Structured figure records
┄┄┄┄┄┄

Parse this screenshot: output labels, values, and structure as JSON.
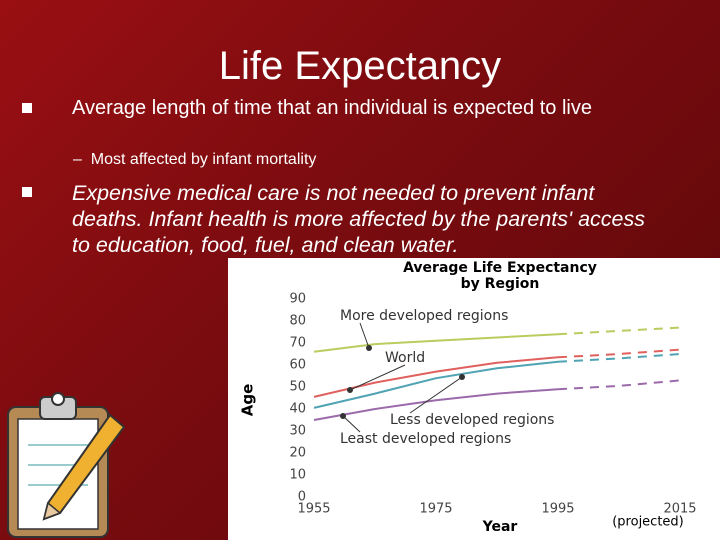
{
  "slide": {
    "title": "Life Expectancy",
    "bullets": [
      {
        "text": "Average length of time that an individual is expected to live",
        "sub": [
          "Most affected by infant mortality"
        ]
      },
      {
        "text": "Expensive medical care is not needed to prevent infant deaths. Infant health is more affected by the parents' access to education, food, fuel, and clean water."
      }
    ]
  },
  "chart_data": {
    "type": "line",
    "title": "Average Life Expectancy",
    "subtitle": "by Region",
    "x_label": "Year",
    "y_label": "Age",
    "annotation": "(projected)",
    "x": [
      1955,
      1965,
      1975,
      1985,
      1995,
      2005,
      2015
    ],
    "xlim": [
      1955,
      2015
    ],
    "xticks": [
      1955,
      1975,
      1995,
      2015
    ],
    "ylim": [
      0,
      90
    ],
    "yticks": [
      0,
      10,
      20,
      30,
      40,
      50,
      60,
      70,
      80,
      90
    ],
    "projected_from": 1995,
    "series": [
      {
        "name": "More developed regions",
        "color": "#b9cc5e",
        "values": [
          66,
          69.5,
          71,
          72.5,
          74,
          75.5,
          77
        ]
      },
      {
        "name": "World",
        "color": "#e0605e",
        "values": [
          45.5,
          52,
          57,
          61,
          63.5,
          65,
          67
        ]
      },
      {
        "name": "Less developed regions",
        "color": "#4fa3b3",
        "values": [
          40.5,
          47,
          54,
          58.5,
          61.5,
          63,
          65
        ]
      },
      {
        "name": "Least developed regions",
        "color": "#9b6aab",
        "values": [
          35,
          40,
          44,
          47,
          49,
          50.5,
          53
        ]
      }
    ]
  }
}
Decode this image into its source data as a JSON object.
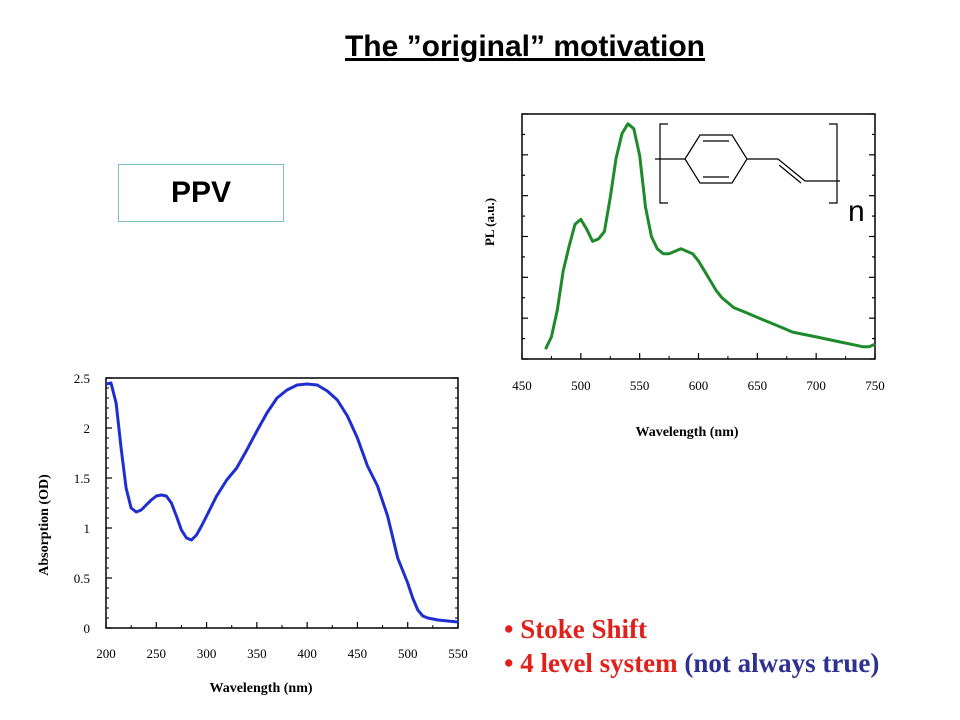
{
  "title": "The ”original” motivation",
  "ppv_label": "PPV",
  "structure_label": "n",
  "bullets": {
    "item1": "Stoke Shift",
    "item2_main": "4 level system",
    "item2_note": "(not always true)",
    "bullet_char": "•"
  },
  "colors": {
    "absorption_line": "#1f2fcf",
    "pl_line": "#1f8a2a",
    "bullet_red": "#e0201b",
    "bullet_blue": "#2e3192",
    "ppv_border": "#7fbfbf"
  },
  "chart_data": [
    {
      "type": "line",
      "title": "",
      "xlabel": "Wavelength (nm)",
      "ylabel": "Absorption (OD)",
      "xlim": [
        200,
        550
      ],
      "ylim": [
        0,
        2.5
      ],
      "xticks": [
        "200",
        "250",
        "300",
        "350",
        "400",
        "450",
        "500",
        "550"
      ],
      "yticks": [
        "0",
        "0.5",
        "1",
        "1.5",
        "2",
        "2.5"
      ],
      "grid": false,
      "series": [
        {
          "x": [
            200,
            205,
            210,
            215,
            220,
            225,
            230,
            235,
            240,
            245,
            250,
            255,
            260,
            265,
            270,
            275,
            280,
            285,
            290,
            295,
            300,
            310,
            320,
            330,
            340,
            350,
            360,
            370,
            380,
            390,
            400,
            410,
            420,
            430,
            440,
            450,
            460,
            470,
            480,
            490,
            500,
            505,
            510,
            515,
            520,
            525,
            530,
            540,
            550
          ],
          "y": [
            2.44,
            2.45,
            2.25,
            1.8,
            1.4,
            1.2,
            1.16,
            1.18,
            1.23,
            1.28,
            1.32,
            1.33,
            1.32,
            1.25,
            1.12,
            0.98,
            0.9,
            0.88,
            0.93,
            1.02,
            1.12,
            1.32,
            1.48,
            1.6,
            1.78,
            1.97,
            2.15,
            2.3,
            2.38,
            2.43,
            2.44,
            2.43,
            2.37,
            2.28,
            2.12,
            1.9,
            1.62,
            1.42,
            1.12,
            0.7,
            0.45,
            0.3,
            0.18,
            0.12,
            0.1,
            0.09,
            0.08,
            0.07,
            0.06
          ]
        }
      ]
    },
    {
      "type": "line",
      "title": "",
      "xlabel": "Wavelength (nm)",
      "ylabel": "PL (a.u.)",
      "xlim": [
        450,
        750
      ],
      "ylim": [
        0,
        1
      ],
      "xticks": [
        "450",
        "500",
        "550",
        "600",
        "650",
        "700",
        "750"
      ],
      "yticks": [],
      "grid": false,
      "series": [
        {
          "x": [
            470,
            475,
            480,
            485,
            490,
            495,
            500,
            505,
            510,
            515,
            520,
            525,
            530,
            535,
            540,
            545,
            550,
            555,
            560,
            565,
            570,
            575,
            580,
            585,
            590,
            595,
            600,
            605,
            610,
            615,
            620,
            630,
            640,
            650,
            660,
            670,
            680,
            690,
            700,
            710,
            720,
            730,
            740,
            745,
            750
          ],
          "y": [
            0.04,
            0.09,
            0.2,
            0.36,
            0.46,
            0.55,
            0.57,
            0.53,
            0.48,
            0.49,
            0.52,
            0.66,
            0.82,
            0.92,
            0.96,
            0.94,
            0.83,
            0.62,
            0.5,
            0.45,
            0.43,
            0.43,
            0.44,
            0.45,
            0.44,
            0.43,
            0.4,
            0.36,
            0.32,
            0.28,
            0.25,
            0.21,
            0.19,
            0.17,
            0.15,
            0.13,
            0.11,
            0.1,
            0.09,
            0.08,
            0.07,
            0.06,
            0.05,
            0.05,
            0.06
          ]
        }
      ]
    }
  ]
}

┄┄┄┄┄┄

• [Exercise details]:
Quote the entries in full. Any image among them is to be omitted from the copy.

• [Finished answer]:
Parse this screenshot: output labels, values, and structure as JSON.
{
  "slide": {
    "title": "Life Expectancy",
    "bullets": [
      {
        "text": "Average length of time that an individual is expected to live",
        "sub": [
          "Most affected by infant mortality"
        ]
      },
      {
        "text": "Expensive medical care is not needed to prevent infant deaths. Infant health is more affected by the parents' access to education, food, fuel, and clean water."
      }
    ]
  },
  "chart_data": {
    "type": "line",
    "title": "Average Life Expectancy",
    "subtitle": "by Region",
    "x_label": "Year",
    "y_label": "Age",
    "annotation": "(projected)",
    "x": [
      1955,
      1965,
      1975,
      1985,
      1995,
      2005,
      2015
    ],
    "xlim": [
      1955,
      2015
    ],
    "xticks": [
      1955,
      1975,
      1995,
      2015
    ],
    "ylim": [
      0,
      90
    ],
    "yticks": [
      0,
      10,
      20,
      30,
      40,
      50,
      60,
      70,
      80,
      90
    ],
    "projected_from": 1995,
    "series": [
      {
        "name": "More developed regions",
        "color": "#b9cc5e",
        "values": [
          66,
          69.5,
          71,
          72.5,
          74,
          75.5,
          77
        ]
      },
      {
        "name": "World",
        "color": "#e0605e",
        "values": [
          45.5,
          52,
          57,
          61,
          63.5,
          65,
          67
        ]
      },
      {
        "name": "Less developed regions",
        "color": "#4fa3b3",
        "values": [
          40.5,
          47,
          54,
          58.5,
          61.5,
          63,
          65
        ]
      },
      {
        "name": "Least developed regions",
        "color": "#9b6aab",
        "values": [
          35,
          40,
          44,
          47,
          49,
          50.5,
          53
        ]
      }
    ]
  }
}
Decode this image into its source data as a JSON object.
{
  "title": "The ”original” motivation",
  "ppv_label": "PPV",
  "structure_label": "n",
  "bullets": {
    "item1": "Stoke Shift",
    "item2_main": "4 level system",
    "item2_note": "(not always true)",
    "bullet_char": "•"
  },
  "colors": {
    "absorption_line": "#1f2fcf",
    "pl_line": "#1f8a2a",
    "bullet_red": "#e0201b",
    "bullet_blue": "#2e3192",
    "ppv_border": "#7fbfbf"
  },
  "chart_data": [
    {
      "type": "line",
      "title": "",
      "xlabel": "Wavelength (nm)",
      "ylabel": "Absorption (OD)",
      "xlim": [
        200,
        550
      ],
      "ylim": [
        0,
        2.5
      ],
      "xticks": [
        "200",
        "250",
        "300",
        "350",
        "400",
        "450",
        "500",
        "550"
      ],
      "yticks": [
        "0",
        "0.5",
        "1",
        "1.5",
        "2",
        "2.5"
      ],
      "grid": false,
      "series": [
        {
          "x": [
            200,
            205,
            210,
            215,
            220,
            225,
            230,
            235,
            240,
            245,
            250,
            255,
            260,
            265,
            270,
            275,
            280,
            285,
            290,
            295,
            300,
            310,
            320,
            330,
            340,
            350,
            360,
            370,
            380,
            390,
            400,
            410,
            420,
            430,
            440,
            450,
            460,
            470,
            480,
            490,
            500,
            505,
            510,
            515,
            520,
            525,
            530,
            540,
            550
          ],
          "y": [
            2.44,
            2.45,
            2.25,
            1.8,
            1.4,
            1.2,
            1.16,
            1.18,
            1.23,
            1.28,
            1.32,
            1.33,
            1.32,
            1.25,
            1.12,
            0.98,
            0.9,
            0.88,
            0.93,
            1.02,
            1.12,
            1.32,
            1.48,
            1.6,
            1.78,
            1.97,
            2.15,
            2.3,
            2.38,
            2.43,
            2.44,
            2.43,
            2.37,
            2.28,
            2.12,
            1.9,
            1.62,
            1.42,
            1.12,
            0.7,
            0.45,
            0.3,
            0.18,
            0.12,
            0.1,
            0.09,
            0.08,
            0.07,
            0.06
          ]
        }
      ]
    },
    {
      "type": "line",
      "title": "",
      "xlabel": "Wavelength (nm)",
      "ylabel": "PL (a.u.)",
      "xlim": [
        450,
        750
      ],
      "ylim": [
        0,
        1
      ],
      "xticks": [
        "450",
        "500",
        "550",
        "600",
        "650",
        "700",
        "750"
      ],
      "yticks": [],
      "grid": false,
      "series": [
        {
          "x": [
            470,
            475,
            480,
            485,
            490,
            495,
            500,
            505,
            510,
            515,
            520,
            525,
            530,
            535,
            540,
            545,
            550,
            555,
            560,
            565,
            570,
            575,
            580,
            585,
            590,
            595,
            600,
            605,
            610,
            615,
            620,
            630,
            640,
            650,
            660,
            670,
            680,
            690,
            700,
            710,
            720,
            730,
            740,
            745,
            750
          ],
          "y": [
            0.04,
            0.09,
            0.2,
            0.36,
            0.46,
            0.55,
            0.57,
            0.53,
            0.48,
            0.49,
            0.52,
            0.66,
            0.82,
            0.92,
            0.96,
            0.94,
            0.83,
            0.62,
            0.5,
            0.45,
            0.43,
            0.43,
            0.44,
            0.45,
            0.44,
            0.43,
            0.4,
            0.36,
            0.32,
            0.28,
            0.25,
            0.21,
            0.19,
            0.17,
            0.15,
            0.13,
            0.11,
            0.1,
            0.09,
            0.08,
            0.07,
            0.06,
            0.05,
            0.05,
            0.06
          ]
        }
      ]
    }
  ]
}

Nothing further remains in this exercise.